▸ **Available data**:
--------------------
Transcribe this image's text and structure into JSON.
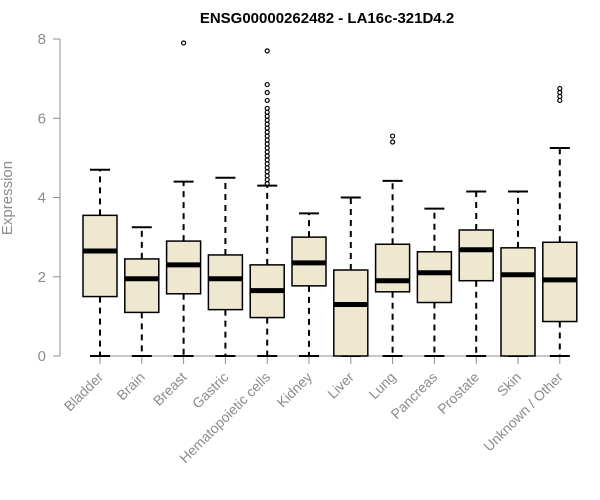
{
  "chart_data": {
    "type": "box",
    "title": "ENSG00000262482 - LA16c-321D4.2",
    "xlabel": "",
    "ylabel": "Expression",
    "ylim": [
      0,
      8
    ],
    "yticks": [
      "0",
      "2",
      "4",
      "6",
      "8"
    ],
    "grid": false,
    "colors": {
      "box_fill": "#efe8d0",
      "stroke": "#000000",
      "axis": "#8c8c8c",
      "text": "#8c8c8c"
    },
    "categories": [
      "Bladder",
      "Brain",
      "Breast",
      "Gastric",
      "Hematopoietic cells",
      "Kidney",
      "Liver",
      "Lung",
      "Pancreas",
      "Prostate",
      "Skin",
      "Unknown / Other"
    ],
    "boxes": [
      {
        "min": 0,
        "q1": 1.5,
        "median": 2.65,
        "q3": 3.55,
        "max": 4.7,
        "outliers": []
      },
      {
        "min": 0,
        "q1": 1.1,
        "median": 1.95,
        "q3": 2.45,
        "max": 3.25,
        "outliers": []
      },
      {
        "min": 0,
        "q1": 1.57,
        "median": 2.3,
        "q3": 2.9,
        "max": 4.4,
        "outliers": [
          7.9
        ]
      },
      {
        "min": 0,
        "q1": 1.17,
        "median": 1.95,
        "q3": 2.55,
        "max": 4.5,
        "outliers": []
      },
      {
        "min": 0,
        "q1": 0.97,
        "median": 1.65,
        "q3": 2.3,
        "max": 4.3,
        "outliers": [
          4.35,
          4.45,
          4.55,
          4.65,
          4.75,
          4.85,
          4.95,
          5.05,
          5.15,
          5.25,
          5.35,
          5.45,
          5.55,
          5.65,
          5.75,
          5.85,
          5.95,
          6.05,
          6.15,
          6.25,
          6.45,
          6.65,
          6.85,
          7.7
        ]
      },
      {
        "min": 0,
        "q1": 1.77,
        "median": 2.35,
        "q3": 3.0,
        "max": 3.6,
        "outliers": []
      },
      {
        "min": 0,
        "q1": 0,
        "median": 1.3,
        "q3": 2.17,
        "max": 4.0,
        "outliers": []
      },
      {
        "min": 0,
        "q1": 1.62,
        "median": 1.9,
        "q3": 2.82,
        "max": 4.42,
        "outliers": [
          5.4,
          5.55
        ]
      },
      {
        "min": 0,
        "q1": 1.35,
        "median": 2.1,
        "q3": 2.63,
        "max": 3.72,
        "outliers": []
      },
      {
        "min": 0,
        "q1": 1.9,
        "median": 2.68,
        "q3": 3.18,
        "max": 4.15,
        "outliers": []
      },
      {
        "min": 0,
        "q1": 0,
        "median": 2.05,
        "q3": 2.73,
        "max": 4.15,
        "outliers": []
      },
      {
        "min": 0,
        "q1": 0.87,
        "median": 1.92,
        "q3": 2.87,
        "max": 5.25,
        "outliers": [
          6.45,
          6.55,
          6.65,
          6.75
        ]
      }
    ]
  }
}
--------------------
▸ **What you will do**:
All lines of the records containing "median" should be shown.

▸ **Task response**:
        "median": 2.65,
        "median": 1.95,
        "median": 2.3,
        "median": 1.95,
        "median": 1.65,
        "median": 2.35,
        "median": 1.3,
        "median": 1.9,
        "median": 2.1,
        "median": 2.68,
        "median": 2.05,
        "median": 1.92,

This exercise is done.